[Collected data entries]
# # #

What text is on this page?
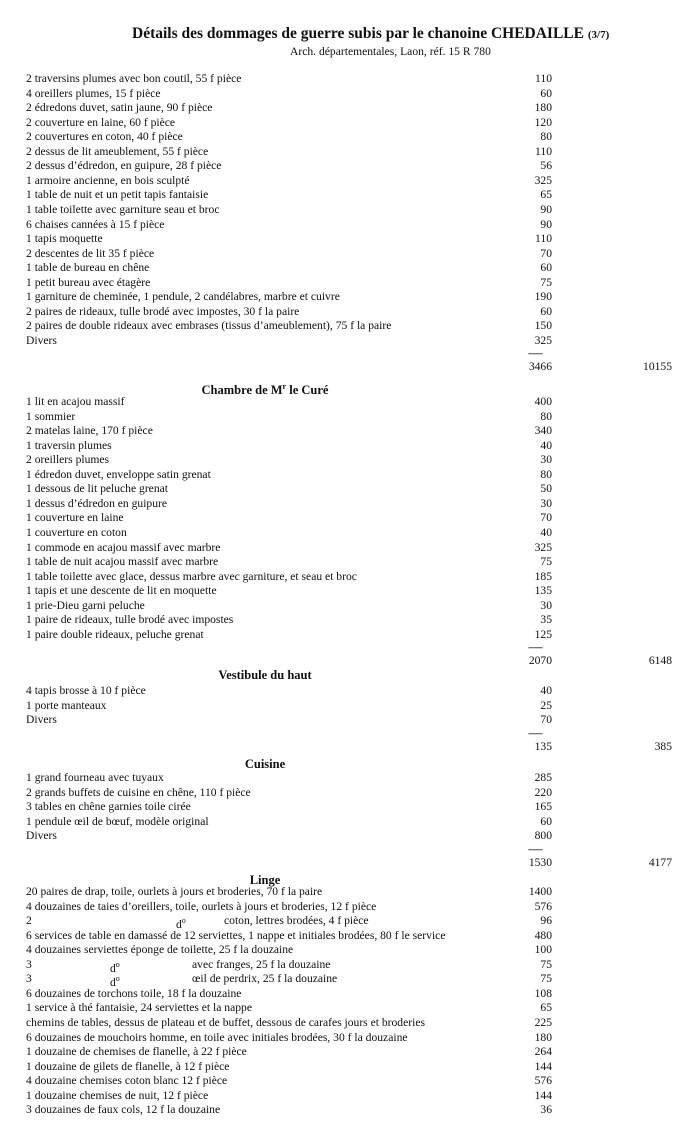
Détails des dommages de guerre subis par le chanoine CHEDAILLE (3/7)
Arch. départementales, Laon, réf. 15 R 780
2 traversins plumes avec bon coutil, 55 f pièce	110
4 oreillers plumes, 15 f pièce	60
2 édredons duvet, satin jaune, 90 f pièce	180
2 couverture en laine, 60 f pièce	120
2 couvertures en coton, 40 f pièce	80
2 dessus de lit ameublement, 55 f pièce	110
2 dessus d’édredon, en guipure, 28 f pièce	56
1 armoire ancienne, en bois sculpté	325
1 table de nuit et un petit tapis fantaisie	65
1 table toilette avec garniture seau et broc	90
6 chaises cannées à 15 f pièce	90
1 tapis moquette	110
2 descentes de lit 35 f pièce	70
1 table de bureau en chêne	60
1 petit bureau avec étagère	75
1 garniture de cheminée, 1 pendule, 2 candélabres, marbre et cuivre	190
2 paires de rideaux, tulle brodé avec impostes, 30 f la paire	60
2 paires de double rideaux avec embrases (tissus d’ameublement), 75 f la paire	150
Divers	325
-------
3466	10155
Chambre de $M^r$ le Curé
1 lit en acajou massif	400
1 sommier	80
2 matelas laine, 170 f pièce	340
1 traversin plumes	40
2 oreillers plumes	30
1 édredon duvet, enveloppe satin grenat	80
1 dessous de lit peluche grenat	50
1 dessus d’édredon en guipure	30
1 couverture en laine	70
1 couverture en coton	40
1 commode en acajou massif avec marbre	325
1 table de nuit acajou massif avec marbre	75
1 table toilette avec glace, dessus marbre avec garniture, et seau et broc	185
1 tapis et une descente de lit en moquette	135
1 prie-Dieu garni peluche	30
1 paire de rideaux, tulle brodé avec impostes	35
1 paire double rideaux, peluche grenat	125
-------
2070	6148
Vestibule du haut
4 tapis brosse à 10 f pièce	40
1 porte manteaux	25
Divers	70
-------
135	385
Cuisine
1 grand fourneau avec tuyaux	285
2 grands buffets de cuisine en chêne, 110 f pièce	220
3 tables en chêne garnies toile cirée	165
1 pendule œil de bœuf, modèle original	60
Divers	800
-------
1530	4177
Linge
20 paires de drap, toile, ourlets à jours et broderies, 70 f la paire	1400
4 douzaines de taies d’oreillers, toile, ourlets à jours et broderies, 12 f pièce	576
2	$d^o$	coton, lettres brodées, 4 f pièce	96
6 services de table en damassé de 12 serviettes, 1 nappe et initiales brodées, 80 f le service	480
4 douzaines serviettes éponge de toilette, 25 f la douzaine	100
3	$d^o$	avec franges, 25 f la douzaine	75
3	$d^o$	œil de perdrix, 25 f la douzaine	75
6 douzaines de torchons toile, 18 f la douzaine	108
1 service à thé fantaisie, 24 serviettes et la nappe	65
chemins de tables, dessus de plateau et de buffet, dessous de carafes jours et broderies	225
6 douzaines de mouchoirs homme, en toile avec initiales brodées, 30 f la douzaine	180
1 douzaine de chemises de flanelle, à 22 f pièce	264
1 douzaine de gilets de flanelle, à 12 f pièce	144
4 douzaine chemises coton blanc 12 f pièce	576
1 douzaine chemises de nuit, 12 f pièce	144
3 douzaines de faux cols, 12 f la douzaine	36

# # #

EXERCISE INSTRUCTIONS: For the entries above, state how many lines contain the word "plumes". Provide the number by itself.

THE REPLY: 4